Collected data entries:

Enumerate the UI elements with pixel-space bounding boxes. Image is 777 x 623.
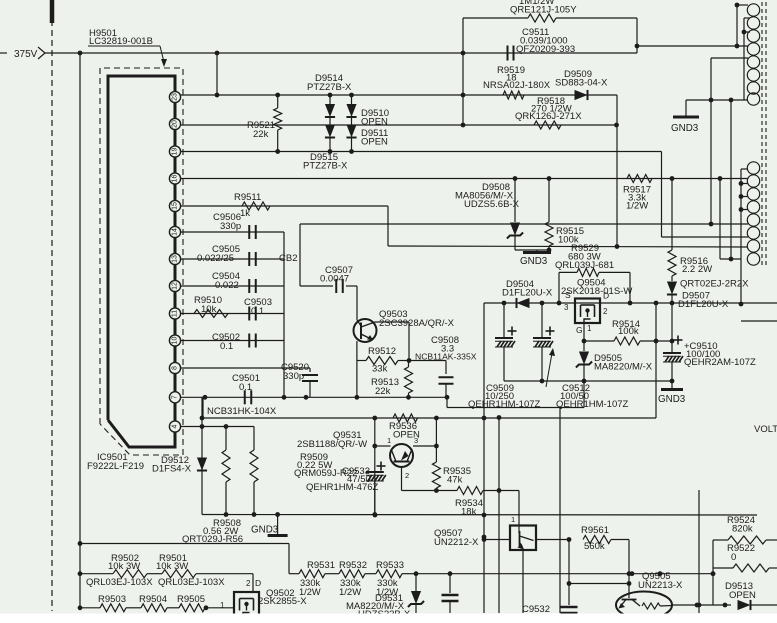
wire C9507 to base <box>346 286 357 320</box>
wire control bus <box>203 397 656 420</box>
svg-text:0.0047: 0.0047 <box>320 274 349 285</box>
wire aux out <box>741 320 777 322</box>
svg-text:4: 4 <box>172 424 179 428</box>
pin 7 of IC9501 <box>169 392 180 403</box>
diode D9511 (OPEN) <box>346 125 356 152</box>
ground GND3 (secondary) <box>520 250 551 267</box>
resistor R9508a <box>222 427 230 515</box>
svg-text:3: 3 <box>564 303 569 312</box>
resistor R9510 <box>194 295 228 318</box>
svg-text:1: 1 <box>587 324 592 333</box>
svg-text:2SC3928A/QR/-X: 2SC3928A/QR/-X <box>379 318 455 329</box>
svg-text:R9512: R9512 <box>368 346 396 357</box>
svg-text:QEHR1HM-107Z: QEHR1HM-107Z <box>556 399 629 410</box>
svg-text:QEHR1HM-107Z: QEHR1HM-107Z <box>468 399 541 410</box>
wire Q9504 gate <box>582 323 587 343</box>
svg-text:R9532: R9532 <box>339 560 367 571</box>
resistor R9522 <box>713 543 777 572</box>
wire pin15 net <box>181 206 748 249</box>
ground GND3 (output) <box>658 381 686 405</box>
wire Q9503 collector <box>375 322 409 361</box>
wire return to pin7 net <box>583 381 585 408</box>
svg-text:R9505: R9505 <box>177 594 205 605</box>
wire emitter join <box>402 490 437 492</box>
diode D9511 label <box>361 128 388 148</box>
wire Q9507 base <box>482 537 510 542</box>
svg-text:CB2: CB2 <box>279 253 297 264</box>
wire pin8 net <box>181 368 310 372</box>
wire R9561 drop <box>627 540 632 599</box>
resistor R9504 <box>126 594 167 612</box>
capacitor C9510 <box>663 303 683 381</box>
wire Q9505 base feed <box>569 583 629 585</box>
svg-text:QEHR2AM-107Z: QEHR2AM-107Z <box>684 357 756 368</box>
node 375V label <box>0 47 45 60</box>
resistor R9516 <box>668 179 749 290</box>
wire pin19 net <box>181 149 748 237</box>
svg-text:UN2213-X: UN2213-X <box>638 580 683 591</box>
svg-text:1/2W: 1/2W <box>299 587 321 597</box>
wire left drop to bottom rows <box>78 53 83 608</box>
svg-text:33k: 33k <box>372 364 388 375</box>
wire 375V to pin23 net <box>216 53 218 95</box>
diode D9515 label <box>303 152 348 172</box>
svg-text:1/2W: 1/2W <box>339 587 361 598</box>
svg-text:QRK126J-271X: QRK126J-271X <box>515 111 582 122</box>
transistor Q9505 labels <box>638 571 683 591</box>
resistor R9531 value <box>299 578 321 597</box>
transistor Q9507 labels <box>434 515 515 548</box>
diode D9510 label <box>361 108 389 128</box>
capacitor C9532 <box>522 604 578 615</box>
transistor Q9504 <box>561 278 632 336</box>
capacitor C9520 <box>281 362 318 382</box>
svg-text:QEHR1HM-476Z: QEHR1HM-476Z <box>306 482 379 493</box>
svg-text:NCB31HK-104X: NCB31HK-104X <box>207 406 277 417</box>
wire pin14 net <box>181 231 284 233</box>
diode D9510 (OPEN) <box>346 95 356 125</box>
svg-text:16: 16 <box>172 175 179 183</box>
capacitor C9504 <box>212 271 256 293</box>
wire start row 3 <box>78 605 100 610</box>
svg-text:0.1: 0.1 <box>251 306 264 317</box>
svg-text:7: 7 <box>172 395 179 399</box>
svg-text:MA8220/M/-X: MA8220/M/-X <box>594 362 653 373</box>
text VOLT <box>754 424 777 435</box>
capacitor C9502 <box>212 332 256 352</box>
wire C9520 bottom <box>309 381 311 397</box>
svg-text:QRL03EJ-103X: QRL03EJ-103X <box>86 577 153 588</box>
wire pin7 net <box>181 395 584 408</box>
pin 19 of IC9501 <box>169 146 180 157</box>
svg-text:QFZ0209-393: QFZ0209-393 <box>516 44 575 55</box>
wire pin10 net <box>181 340 284 342</box>
wire Q9531 collector rail <box>434 418 439 493</box>
svg-text:UN2212-X: UN2212-X <box>434 537 479 548</box>
svg-text:560k: 560k <box>584 541 605 552</box>
capacitor C9509 label <box>468 383 541 410</box>
wire GND3 to winding <box>686 98 748 103</box>
svg-text:15: 15 <box>172 202 179 210</box>
resistor R9508b <box>250 427 258 515</box>
wire pin12 net <box>181 285 284 287</box>
diode D9514 label <box>307 73 352 93</box>
resistor R9536 (OPEN) <box>389 414 420 441</box>
svg-text:10k: 10k <box>201 304 217 315</box>
svg-text:QRL039J-681: QRL039J-681 <box>555 260 614 271</box>
wire 375V bus <box>45 51 637 56</box>
svg-text:13: 13 <box>172 255 179 263</box>
svg-text:R9511: R9511 <box>234 192 261 203</box>
svg-text:R9504: R9504 <box>139 594 167 605</box>
wire 330k row <box>289 573 299 575</box>
svg-text:D1FL20U-X: D1FL20U-X <box>502 288 553 299</box>
resistor R9505 <box>167 594 234 612</box>
svg-text:2SK2855-X: 2SK2855-X <box>258 596 307 607</box>
capacitor C9505 <box>197 244 297 266</box>
wire pin20 net drop <box>616 125 618 246</box>
svg-text:18k: 18k <box>461 507 477 518</box>
svg-text:GND3: GND3 <box>671 123 699 134</box>
wire to C9508 <box>409 360 446 362</box>
wire Q9507 collector out <box>536 537 571 542</box>
capacitor C9509 <box>495 303 517 381</box>
svg-text:11: 11 <box>172 310 179 317</box>
svg-text:NCB11AK-335X: NCB11AK-335X <box>415 352 477 362</box>
svg-text:QRE121J-105Y: QRE121J-105Y <box>510 5 577 16</box>
pin 10 of IC9501 <box>169 335 180 346</box>
svg-text:375V: 375V <box>14 49 38 60</box>
wire to transformer top <box>637 44 748 49</box>
svg-text:330p: 330p <box>283 371 304 382</box>
wire D9509 to pin20 net <box>616 95 618 125</box>
diode D9513 label <box>725 581 756 601</box>
diode D9531 (zener) <box>408 574 424 613</box>
IC IC9501 ref label <box>87 452 144 472</box>
resistor R9509 label <box>294 452 357 479</box>
diode D9505 (zener) <box>576 341 653 381</box>
wire feedback run <box>300 222 748 227</box>
resistor R9533 <box>365 560 416 598</box>
svg-text:LC32819-001B: LC32819-001B <box>89 36 153 47</box>
resistor R9529 <box>555 243 630 303</box>
pin 20 of IC9501 <box>169 118 180 129</box>
svg-text:QRL03EJ-103X: QRL03EJ-103X <box>158 577 225 588</box>
transistor Q9531 labels <box>297 430 418 480</box>
capacitor C9503 <box>244 297 272 321</box>
resistor R9535 <box>432 462 471 491</box>
border mask <box>0 614 777 623</box>
resistor R9515 <box>545 179 584 251</box>
capacitor C9510 label <box>684 341 756 368</box>
capacitor C9507 <box>320 265 353 293</box>
part labels QRL03EJ <box>86 577 225 588</box>
diode D9508 label <box>455 182 520 210</box>
wire pin11 net <box>181 313 284 315</box>
svg-text:NRSA02J-180X: NRSA02J-180X <box>483 80 551 91</box>
wire feedback drop <box>300 224 333 286</box>
svg-text:G: G <box>576 325 583 335</box>
wire cap return bus <box>504 379 674 384</box>
wire Q9503 emitter <box>356 341 358 397</box>
wire output bus <box>484 301 777 306</box>
svg-text:R9503: R9503 <box>98 594 126 605</box>
svg-text:22k: 22k <box>375 386 391 397</box>
svg-text:100k: 100k <box>618 326 639 337</box>
wire pin7-pin4 tie <box>200 397 205 514</box>
wire C9532 rail <box>567 540 572 606</box>
wire Q9531 base rail <box>372 418 377 517</box>
diode D9512 <box>197 458 207 471</box>
resistor R9514 <box>584 319 674 345</box>
wire pin13 net <box>181 258 284 260</box>
wire pin16 ext down <box>718 176 741 261</box>
svg-text:OPEN: OPEN <box>361 117 388 128</box>
transistor Q9503 label <box>379 309 455 329</box>
svg-text:23: 23 <box>172 93 179 101</box>
svg-text:UDZS5.6B-X: UDZS5.6B-X <box>464 199 520 210</box>
svg-text:12: 12 <box>172 282 179 290</box>
connector H9501 label <box>88 28 167 67</box>
resistor R9503 <box>98 594 126 612</box>
wire tap B group <box>739 169 748 306</box>
capacitor C9501 <box>232 373 260 404</box>
resistor R9520 <box>463 0 637 22</box>
svg-text:OPEN: OPEN <box>729 590 756 601</box>
svg-text:D1FS4-X: D1FS4-X <box>152 464 192 475</box>
pin 12 of IC9501 <box>169 280 180 291</box>
wire start row 1 <box>80 544 289 574</box>
wire R9508 return <box>202 512 757 517</box>
part number NCB31HK-104X <box>207 406 277 417</box>
svg-text:330p: 330p <box>220 221 241 232</box>
wire pin20 net <box>181 123 619 128</box>
capacitor C9533 <box>366 462 386 517</box>
transistor Q9505 <box>616 592 672 619</box>
svg-text:1k: 1k <box>240 208 250 219</box>
transformer core <box>762 2 766 266</box>
wire sense drop <box>497 415 502 613</box>
capacitor C9533 label <box>306 466 379 493</box>
resistor R9512 <box>357 346 412 375</box>
wire winding tap A2 <box>742 18 750 100</box>
resistor R9508 label <box>182 518 243 545</box>
capacitor C9530 <box>442 574 459 613</box>
wire winding screen drop <box>730 100 732 259</box>
resistor R9518 <box>515 96 582 129</box>
diode D9504 <box>502 279 553 308</box>
capacitor C9508 <box>415 335 477 397</box>
wire pin4 net <box>181 424 254 429</box>
resistor R9502 <box>108 553 162 578</box>
diode D9513 (OPEN) <box>738 600 777 610</box>
wire snubber vertical <box>462 18 464 125</box>
wire control bus right <box>655 417 657 419</box>
svg-text:14: 14 <box>172 228 179 236</box>
resistor R9534 <box>436 487 519 526</box>
transistor Q9503 <box>354 319 377 342</box>
svg-text:GND3: GND3 <box>658 394 686 405</box>
transistor Q9502 <box>220 578 307 617</box>
wire R9514 to bus <box>655 303 657 418</box>
wire pin16 net <box>181 176 748 181</box>
pin 16 of IC9501 <box>169 173 180 184</box>
svg-text:D: D <box>255 578 261 588</box>
svg-text:OPEN: OPEN <box>361 137 388 148</box>
svg-text:2SB1188/QR/-W: 2SB1188/QR/-W <box>297 439 367 450</box>
capacitor C9512 <box>533 303 555 381</box>
resistor R9531 <box>299 560 335 578</box>
svg-text:PTZ27B-X: PTZ27B-X <box>307 82 352 93</box>
pin 13 of IC9501 <box>169 253 180 264</box>
capacitor C9512 label <box>546 348 629 410</box>
svg-text:47k: 47k <box>447 475 463 486</box>
svg-text:2: 2 <box>246 579 251 588</box>
diode D9507 <box>667 276 729 310</box>
svg-text:S: S <box>565 290 571 300</box>
wire VZ rail <box>697 490 702 613</box>
diode D9531 label <box>346 593 411 620</box>
wire start row 2 <box>80 573 113 575</box>
wire output bus drop <box>482 303 487 613</box>
resistor R9513 <box>371 361 413 398</box>
capacitor C9506 <box>213 212 256 239</box>
node 375V input rail (dashed) <box>51 0 53 611</box>
IC IC9501 dashed outline <box>100 68 183 455</box>
resistor R9521 <box>247 95 282 152</box>
resistor R9517 <box>623 175 652 212</box>
svg-text:QRT02EJ-2R2X: QRT02EJ-2R2X <box>680 279 749 290</box>
pin 4 of IC9501 <box>169 421 180 432</box>
svg-text:3: 3 <box>414 436 418 445</box>
wire winding tap A1 <box>735 3 748 8</box>
wire Q9502 drain <box>252 574 254 592</box>
wire feedback tap <box>709 58 748 224</box>
svg-text:10: 10 <box>172 337 179 345</box>
wire row to caps <box>414 571 716 576</box>
wire Q9507 emitter <box>522 550 524 613</box>
capacitor C9511 <box>508 27 576 61</box>
svg-text:PTZ27B-X: PTZ27B-X <box>303 161 348 172</box>
svg-text:2.2 2W: 2.2 2W <box>682 264 712 275</box>
diode D9514 <box>325 95 335 152</box>
resistor R9519 <box>483 65 551 99</box>
wire pin23 net <box>181 93 617 98</box>
resistor R9561 <box>581 525 629 552</box>
svg-text:0.1: 0.1 <box>220 341 233 352</box>
wire adj rail <box>711 540 716 605</box>
svg-text:0.1: 0.1 <box>239 382 252 393</box>
svg-text:GND3: GND3 <box>251 525 279 536</box>
pin 11 of IC9501 <box>169 308 180 319</box>
svg-text:GND3: GND3 <box>520 256 548 267</box>
svg-text:0: 0 <box>731 552 736 563</box>
svg-text:1/2W: 1/2W <box>626 201 648 212</box>
svg-text:R9561: R9561 <box>581 525 609 536</box>
wire cap bus vertical <box>282 232 287 400</box>
svg-text:2SK2018-01S-W: 2SK2018-01S-W <box>561 286 632 297</box>
svg-text:C9532: C9532 <box>522 604 550 615</box>
pin 23 of IC9501 <box>169 91 180 102</box>
svg-text:1: 1 <box>387 436 391 445</box>
resistor R9511 <box>234 192 270 219</box>
svg-text:SD883-04-X: SD883-04-X <box>555 78 608 89</box>
svg-text:22k: 22k <box>253 129 269 140</box>
pin 14 of IC9501 <box>169 226 180 237</box>
svg-text:1: 1 <box>220 601 225 610</box>
svg-text:10k 3W: 10k 3W <box>108 561 140 572</box>
ground GND3 (R9508) <box>251 515 288 536</box>
svg-text:19: 19 <box>172 148 179 156</box>
svg-text:2: 2 <box>405 471 409 480</box>
ground GND3 (top) <box>671 100 699 134</box>
diode D9508 (zener) <box>507 179 551 253</box>
resistor R9501 <box>156 553 253 578</box>
transistor Q9531 <box>375 444 437 491</box>
svg-text:820k: 820k <box>732 524 753 535</box>
svg-text:8: 8 <box>172 366 179 370</box>
resistor R9524 <box>713 515 777 544</box>
wire Q9505 output <box>672 603 731 608</box>
transistor Q9507 <box>510 526 536 551</box>
svg-text:R9531: R9531 <box>307 560 335 571</box>
svg-text:D: D <box>603 291 609 301</box>
svg-text:20: 20 <box>172 120 179 128</box>
svg-text:10k 3W: 10k 3W <box>156 561 188 572</box>
diode D9512 label <box>152 455 192 475</box>
resistor R9532 <box>325 560 367 598</box>
node 375V heavy stub <box>50 0 55 23</box>
wire primary feed vertical <box>736 5 738 46</box>
svg-text:VOLT: VOLT <box>754 424 777 435</box>
svg-text:2: 2 <box>603 307 608 316</box>
svg-text:D1FL20U-X: D1FL20U-X <box>678 299 729 310</box>
svg-text:R9533: R9533 <box>376 560 404 571</box>
wire aux drop <box>559 408 561 614</box>
IC IC9501 body <box>108 76 175 447</box>
svg-text:0.022: 0.022 <box>215 280 239 291</box>
diode D9509 <box>555 69 608 100</box>
pin 15 of IC9501 <box>169 200 180 211</box>
transformer T9501 windings <box>747 4 759 265</box>
svg-text:F9222L-F219: F9222L-F219 <box>87 461 144 472</box>
svg-text:0.022/25: 0.022/25 <box>197 253 234 264</box>
pin 8 of IC9501 <box>169 362 180 373</box>
svg-text:1: 1 <box>511 515 515 524</box>
wire snubber right vertical <box>635 18 640 53</box>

### WORK TO BE COMPLETED:
Output the records above verbatim, beginning at the line that contains "wire C9507 to base <box>346 286 357 320</box>" and stopping after the line that contains "diode D9511 (OPEN) <box>346 125 356 152</box>".

### TASK RESULT:
wire C9507 to base <box>346 286 357 320</box>
wire control bus <box>203 397 656 420</box>
svg-text:0.0047: 0.0047 <box>320 274 349 285</box>
wire aux out <box>741 320 777 322</box>
svg-text:4: 4 <box>172 424 179 428</box>
pin 7 of IC9501 <box>169 392 180 403</box>
diode D9511 (OPEN) <box>346 125 356 152</box>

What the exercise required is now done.